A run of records

•••

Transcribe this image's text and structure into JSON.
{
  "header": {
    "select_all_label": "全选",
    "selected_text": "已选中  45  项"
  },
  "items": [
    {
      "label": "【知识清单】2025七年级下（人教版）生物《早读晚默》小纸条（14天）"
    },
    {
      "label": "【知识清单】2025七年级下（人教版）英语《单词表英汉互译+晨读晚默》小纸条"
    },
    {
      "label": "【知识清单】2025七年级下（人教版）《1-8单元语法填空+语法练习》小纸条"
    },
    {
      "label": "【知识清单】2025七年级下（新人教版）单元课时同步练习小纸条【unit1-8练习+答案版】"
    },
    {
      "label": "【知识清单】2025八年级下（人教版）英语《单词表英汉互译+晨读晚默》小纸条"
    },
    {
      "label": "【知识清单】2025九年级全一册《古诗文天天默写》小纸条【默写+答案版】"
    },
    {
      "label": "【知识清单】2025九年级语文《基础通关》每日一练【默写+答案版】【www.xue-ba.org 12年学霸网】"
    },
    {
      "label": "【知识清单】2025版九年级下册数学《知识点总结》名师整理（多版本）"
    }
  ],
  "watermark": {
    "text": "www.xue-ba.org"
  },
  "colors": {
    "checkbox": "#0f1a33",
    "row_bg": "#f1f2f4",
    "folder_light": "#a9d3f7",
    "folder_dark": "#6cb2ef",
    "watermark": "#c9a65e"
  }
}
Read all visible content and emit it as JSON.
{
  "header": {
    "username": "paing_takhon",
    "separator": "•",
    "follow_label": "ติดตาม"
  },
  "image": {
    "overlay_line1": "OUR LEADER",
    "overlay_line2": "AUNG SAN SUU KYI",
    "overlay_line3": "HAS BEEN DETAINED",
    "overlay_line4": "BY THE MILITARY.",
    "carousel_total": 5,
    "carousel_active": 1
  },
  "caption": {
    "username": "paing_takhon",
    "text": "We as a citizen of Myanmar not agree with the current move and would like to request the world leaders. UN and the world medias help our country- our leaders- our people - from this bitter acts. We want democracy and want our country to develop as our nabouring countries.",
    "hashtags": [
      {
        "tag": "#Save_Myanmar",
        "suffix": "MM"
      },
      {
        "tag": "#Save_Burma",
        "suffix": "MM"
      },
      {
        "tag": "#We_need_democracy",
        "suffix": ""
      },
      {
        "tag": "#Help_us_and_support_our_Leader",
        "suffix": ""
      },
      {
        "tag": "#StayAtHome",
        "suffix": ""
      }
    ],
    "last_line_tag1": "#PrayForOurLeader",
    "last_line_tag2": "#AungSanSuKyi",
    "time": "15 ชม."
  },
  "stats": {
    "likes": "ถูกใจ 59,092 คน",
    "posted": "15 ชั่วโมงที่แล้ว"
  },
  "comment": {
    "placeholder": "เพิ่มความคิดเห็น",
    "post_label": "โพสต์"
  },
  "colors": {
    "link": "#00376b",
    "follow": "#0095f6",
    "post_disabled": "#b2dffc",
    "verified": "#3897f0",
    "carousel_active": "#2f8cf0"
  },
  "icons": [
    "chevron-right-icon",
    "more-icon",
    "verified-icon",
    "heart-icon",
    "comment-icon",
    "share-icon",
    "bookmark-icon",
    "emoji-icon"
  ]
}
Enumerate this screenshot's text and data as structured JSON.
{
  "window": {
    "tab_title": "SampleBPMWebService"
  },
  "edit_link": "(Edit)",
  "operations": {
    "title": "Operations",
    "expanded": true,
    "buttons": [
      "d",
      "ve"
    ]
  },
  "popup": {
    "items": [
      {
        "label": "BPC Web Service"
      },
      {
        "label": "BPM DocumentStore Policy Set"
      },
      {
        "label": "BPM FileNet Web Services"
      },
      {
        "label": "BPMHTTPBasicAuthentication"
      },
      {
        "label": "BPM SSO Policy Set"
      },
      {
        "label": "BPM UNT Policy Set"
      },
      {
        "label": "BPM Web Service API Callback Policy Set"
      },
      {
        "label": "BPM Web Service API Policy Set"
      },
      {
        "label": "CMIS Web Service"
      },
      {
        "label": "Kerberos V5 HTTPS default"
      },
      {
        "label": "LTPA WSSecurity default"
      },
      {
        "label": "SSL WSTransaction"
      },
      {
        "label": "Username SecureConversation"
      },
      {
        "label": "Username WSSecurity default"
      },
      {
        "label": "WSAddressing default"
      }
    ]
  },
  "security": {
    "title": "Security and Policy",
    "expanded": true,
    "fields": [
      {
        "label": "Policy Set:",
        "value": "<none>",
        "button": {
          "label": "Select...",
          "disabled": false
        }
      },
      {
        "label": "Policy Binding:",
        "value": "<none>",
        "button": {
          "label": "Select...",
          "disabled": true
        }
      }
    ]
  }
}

•••

Output all of the material, please, exactly as it stands.

Transcribe this image's text and structure into JSON.
{
  "header": {
    "select_all_label": "全选",
    "selected_text": "已选中  45  项"
  },
  "items": [
    {
      "label": "【知识清单】2025七年级下（人教版）生物《早读晚默》小纸条（14天）"
    },
    {
      "label": "【知识清单】2025七年级下（人教版）英语《单词表英汉互译+晨读晚默》小纸条"
    },
    {
      "label": "【知识清单】2025七年级下（人教版）《1-8单元语法填空+语法练习》小纸条"
    },
    {
      "label": "【知识清单】2025七年级下（新人教版）单元课时同步练习小纸条【unit1-8练习+答案版】"
    },
    {
      "label": "【知识清单】2025八年级下（人教版）英语《单词表英汉互译+晨读晚默》小纸条"
    },
    {
      "label": "【知识清单】2025九年级全一册《古诗文天天默写》小纸条【默写+答案版】"
    },
    {
      "label": "【知识清单】2025九年级语文《基础通关》每日一练【默写+答案版】【www.xue-ba.org 12年学霸网】"
    },
    {
      "label": "【知识清单】2025版九年级下册数学《知识点总结》名师整理（多版本）"
    }
  ],
  "watermark": {
    "text": "www.xue-ba.org"
  },
  "colors": {
    "checkbox": "#0f1a33",
    "row_bg": "#f1f2f4",
    "folder_light": "#a9d3f7",
    "folder_dark": "#6cb2ef",
    "watermark": "#c9a65e"
  }
}
Read all visible content and emit it as JSON.
{
  "header": {
    "username": "paing_takhon",
    "separator": "•",
    "follow_label": "ติดตาม"
  },
  "image": {
    "overlay_line1": "OUR LEADER",
    "overlay_line2": "AUNG SAN SUU KYI",
    "overlay_line3": "HAS BEEN DETAINED",
    "overlay_line4": "BY THE MILITARY.",
    "carousel_total": 5,
    "carousel_active": 1
  },
  "caption": {
    "username": "paing_takhon",
    "text": "We as a citizen of Myanmar not agree with the current move and would like to request the world leaders. UN and the world medias help our country- our leaders- our people - from this bitter acts. We want democracy and want our country to develop as our nabouring countries.",
    "hashtags": [
      {
        "tag": "#Save_Myanmar",
        "suffix": "MM"
      },
      {
        "tag": "#Save_Burma",
        "suffix": "MM"
      },
      {
        "tag": "#We_need_democracy",
        "suffix": ""
      },
      {
        "tag": "#Help_us_and_support_our_Leader",
        "suffix": ""
      },
      {
        "tag": "#StayAtHome",
        "suffix": ""
      }
    ],
    "last_line_tag1": "#PrayForOurLeader",
    "last_line_tag2": "#AungSanSuKyi",
    "time": "15 ชม."
  },
  "stats": {
    "likes": "ถูกใจ 59,092 คน",
    "posted": "15 ชั่วโมงที่แล้ว"
  },
  "comment": {
    "placeholder": "เพิ่มความคิดเห็น",
    "post_label": "โพสต์"
  },
  "colors": {
    "link": "#00376b",
    "follow": "#0095f6",
    "post_disabled": "#b2dffc",
    "verified": "#3897f0",
    "carousel_active": "#2f8cf0"
  },
  "icons": [
    "chevron-right-icon",
    "more-icon",
    "verified-icon",
    "heart-icon",
    "comment-icon",
    "share-icon",
    "bookmark-icon",
    "emoji-icon"
  ]
}
Enumerate this screenshot's text and data as structured JSON.
{
  "window": {
    "tab_title": "SampleBPMWebService"
  },
  "edit_link": "(Edit)",
  "operations": {
    "title": "Operations",
    "expanded": true,
    "buttons": [
      "d",
      "ve"
    ]
  },
  "popup": {
    "items": [
      {
        "label": "BPC Web Service"
      },
      {
        "label": "BPM DocumentStore Policy Set"
      },
      {
        "label": "BPM FileNet Web Services"
      },
      {
        "label": "BPMHTTPBasicAuthentication"
      },
      {
        "label": "BPM SSO Policy Set"
      },
      {
        "label": "BPM UNT Policy Set"
      },
      {
        "label": "BPM Web Service API Callback Policy Set"
      },
      {
        "label": "BPM Web Service API Policy Set"
      },
      {
        "label": "CMIS Web Service"
      },
      {
        "label": "Kerberos V5 HTTPS default"
      },
      {
        "label": "LTPA WSSecurity default"
      },
      {
        "label": "SSL WSTransaction"
      },
      {
        "label": "Username SecureConversation"
      },
      {
        "label": "Username WSSecurity default"
      },
      {
        "label": "WSAddressing default"
      }
    ]
  },
  "security": {
    "title": "Security and Policy",
    "expanded": true,
    "fields": [
      {
        "label": "Policy Set:",
        "value": "<none>",
        "button": {
          "label": "Select...",
          "disabled": false
        }
      },
      {
        "label": "Policy Binding:",
        "value": "<none>",
        "button": {
          "label": "Select...",
          "disabled": true
        }
      }
    ]
  }
}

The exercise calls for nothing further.